SHORT PROBLEM ▸
Copy out all the records exactly.

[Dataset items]
******************************
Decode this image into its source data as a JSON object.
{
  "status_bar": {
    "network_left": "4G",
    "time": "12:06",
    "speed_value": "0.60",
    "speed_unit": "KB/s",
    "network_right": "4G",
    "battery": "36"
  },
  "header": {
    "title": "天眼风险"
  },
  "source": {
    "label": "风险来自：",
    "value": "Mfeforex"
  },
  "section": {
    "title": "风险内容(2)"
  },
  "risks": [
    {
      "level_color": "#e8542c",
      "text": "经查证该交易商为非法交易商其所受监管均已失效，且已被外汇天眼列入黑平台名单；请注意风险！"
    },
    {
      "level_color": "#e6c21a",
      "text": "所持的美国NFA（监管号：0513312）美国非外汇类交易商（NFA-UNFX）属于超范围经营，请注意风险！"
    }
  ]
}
******************************
WRITTEN RESPONSE ▸
Decode this image into its source data as a JSON object.
{
  "status_bar": {
    "network_left": "4G",
    "time": "12:06",
    "speed_value": "0.60",
    "speed_unit": "KB/s",
    "network_right": "4G",
    "battery": "36"
  },
  "header": {
    "title": "天眼风险"
  },
  "source": {
    "label": "风险来自：",
    "value": "Mfeforex"
  },
  "section": {
    "title": "风险内容(2)"
  },
  "risks": [
    {
      "level_color": "#e8542c",
      "text": "经查证该交易商为非法交易商其所受监管均已失效，且已被外汇天眼列入黑平台名单；请注意风险！"
    },
    {
      "level_color": "#e6c21a",
      "text": "所持的美国NFA（监管号：0513312）美国非外汇类交易商（NFA-UNFX）属于超范围经营，请注意风险！"
    }
  ]
}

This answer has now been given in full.